▸ SHORT TASK: State the number of lines in the material below that have "Гкал" in them, without any other text.

▸ RECORDS SHOWN:
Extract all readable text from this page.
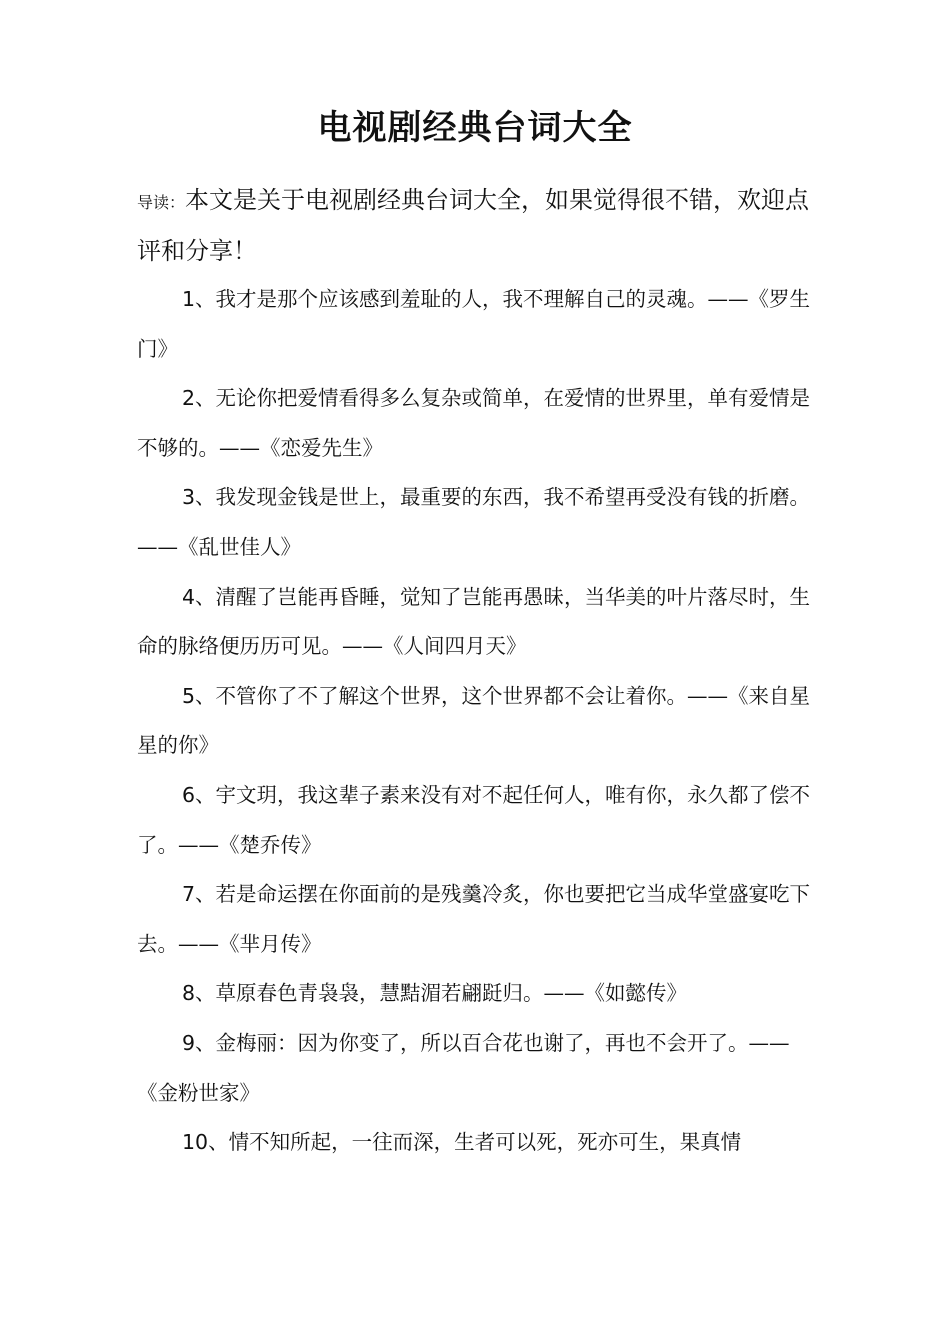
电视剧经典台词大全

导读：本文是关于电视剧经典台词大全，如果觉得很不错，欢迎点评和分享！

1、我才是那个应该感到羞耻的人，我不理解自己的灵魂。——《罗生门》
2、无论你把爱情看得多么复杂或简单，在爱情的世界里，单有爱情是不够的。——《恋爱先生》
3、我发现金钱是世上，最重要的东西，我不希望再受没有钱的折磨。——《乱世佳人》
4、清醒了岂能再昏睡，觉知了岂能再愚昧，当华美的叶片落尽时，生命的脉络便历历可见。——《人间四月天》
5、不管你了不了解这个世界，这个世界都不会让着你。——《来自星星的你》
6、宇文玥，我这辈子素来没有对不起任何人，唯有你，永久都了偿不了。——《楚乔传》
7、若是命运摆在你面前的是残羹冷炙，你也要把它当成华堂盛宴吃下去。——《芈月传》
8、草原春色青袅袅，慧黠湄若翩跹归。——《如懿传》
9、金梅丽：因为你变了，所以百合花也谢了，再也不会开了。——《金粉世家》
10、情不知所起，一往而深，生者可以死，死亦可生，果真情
* * *
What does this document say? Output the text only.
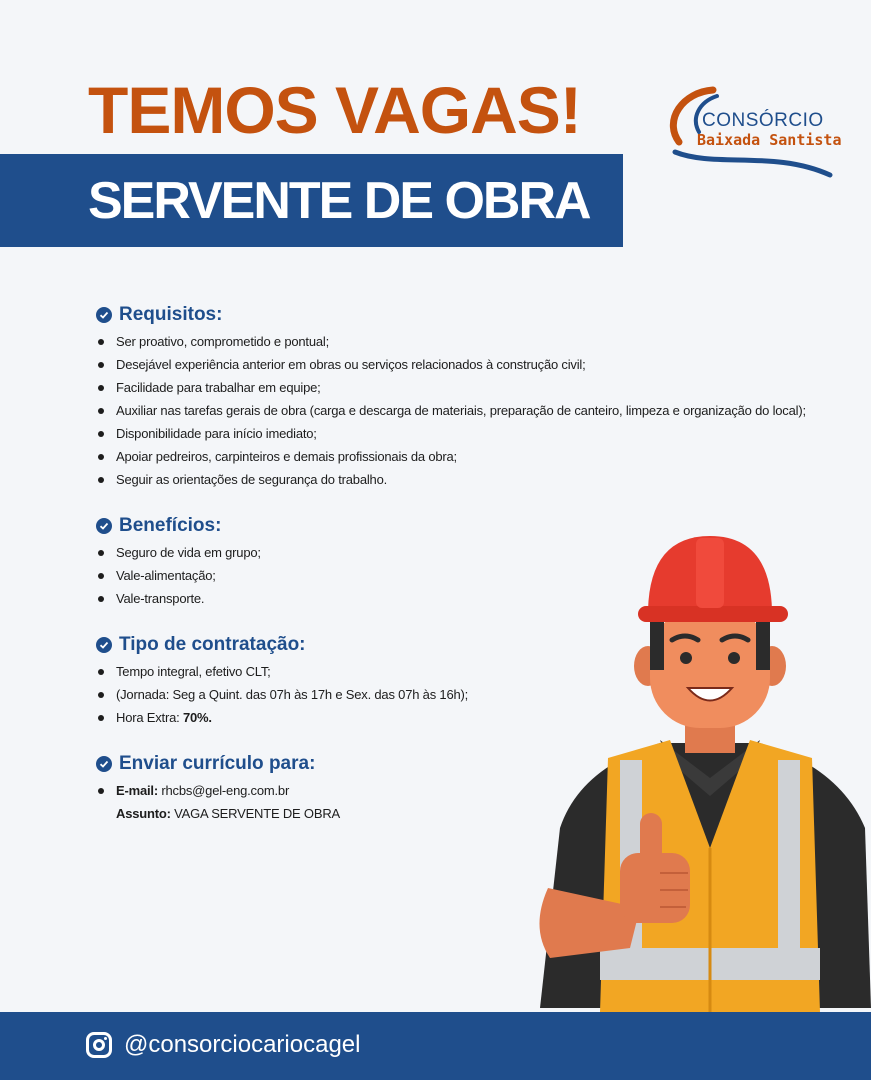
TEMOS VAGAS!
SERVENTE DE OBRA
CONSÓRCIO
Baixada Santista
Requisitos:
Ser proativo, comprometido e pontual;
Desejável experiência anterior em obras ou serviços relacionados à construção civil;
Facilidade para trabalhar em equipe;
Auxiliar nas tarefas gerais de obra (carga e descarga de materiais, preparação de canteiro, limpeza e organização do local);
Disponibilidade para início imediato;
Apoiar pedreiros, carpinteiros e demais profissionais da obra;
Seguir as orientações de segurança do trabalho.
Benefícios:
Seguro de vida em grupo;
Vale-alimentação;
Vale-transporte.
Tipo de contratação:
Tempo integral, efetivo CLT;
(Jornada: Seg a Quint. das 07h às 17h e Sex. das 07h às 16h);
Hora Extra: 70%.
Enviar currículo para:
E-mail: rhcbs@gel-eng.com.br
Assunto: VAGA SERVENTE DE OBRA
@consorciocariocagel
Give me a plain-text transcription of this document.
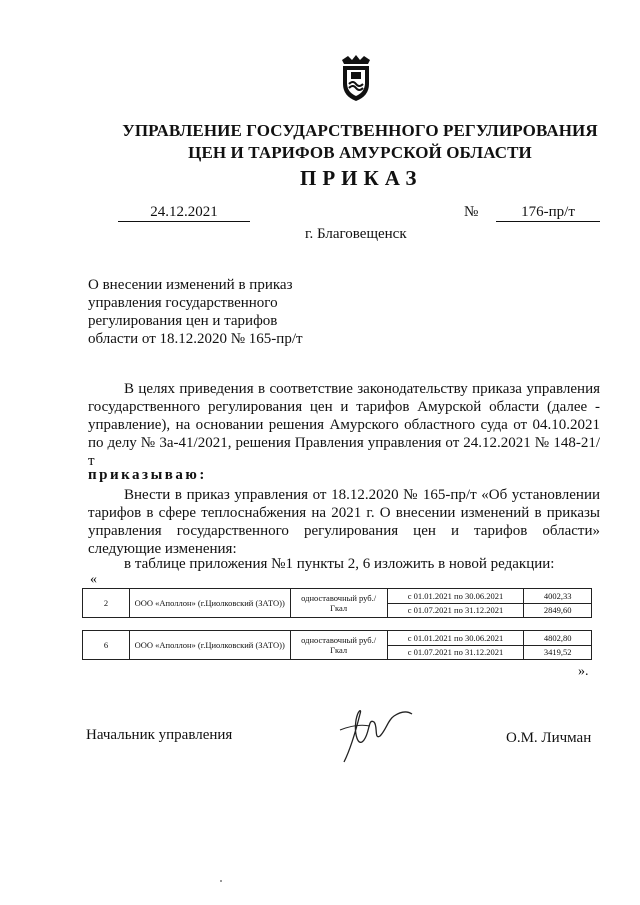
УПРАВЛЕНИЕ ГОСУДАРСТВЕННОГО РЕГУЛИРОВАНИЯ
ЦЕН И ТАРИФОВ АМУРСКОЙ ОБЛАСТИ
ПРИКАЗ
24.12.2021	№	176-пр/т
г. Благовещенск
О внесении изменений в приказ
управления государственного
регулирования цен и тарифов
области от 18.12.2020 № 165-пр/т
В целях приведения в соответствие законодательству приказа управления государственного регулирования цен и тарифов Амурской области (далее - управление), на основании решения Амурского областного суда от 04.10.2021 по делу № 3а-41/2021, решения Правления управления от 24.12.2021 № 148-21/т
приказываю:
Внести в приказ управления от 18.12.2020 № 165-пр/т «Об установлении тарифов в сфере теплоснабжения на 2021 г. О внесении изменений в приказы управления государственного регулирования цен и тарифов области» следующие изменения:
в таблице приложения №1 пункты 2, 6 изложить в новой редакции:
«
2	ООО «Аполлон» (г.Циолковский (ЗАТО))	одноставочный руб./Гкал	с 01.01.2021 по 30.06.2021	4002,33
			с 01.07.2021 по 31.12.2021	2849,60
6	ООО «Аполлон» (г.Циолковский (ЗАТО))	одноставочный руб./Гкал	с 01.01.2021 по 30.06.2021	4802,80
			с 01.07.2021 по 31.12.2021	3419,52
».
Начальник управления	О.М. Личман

▸ WRITTEN ANSWER: 2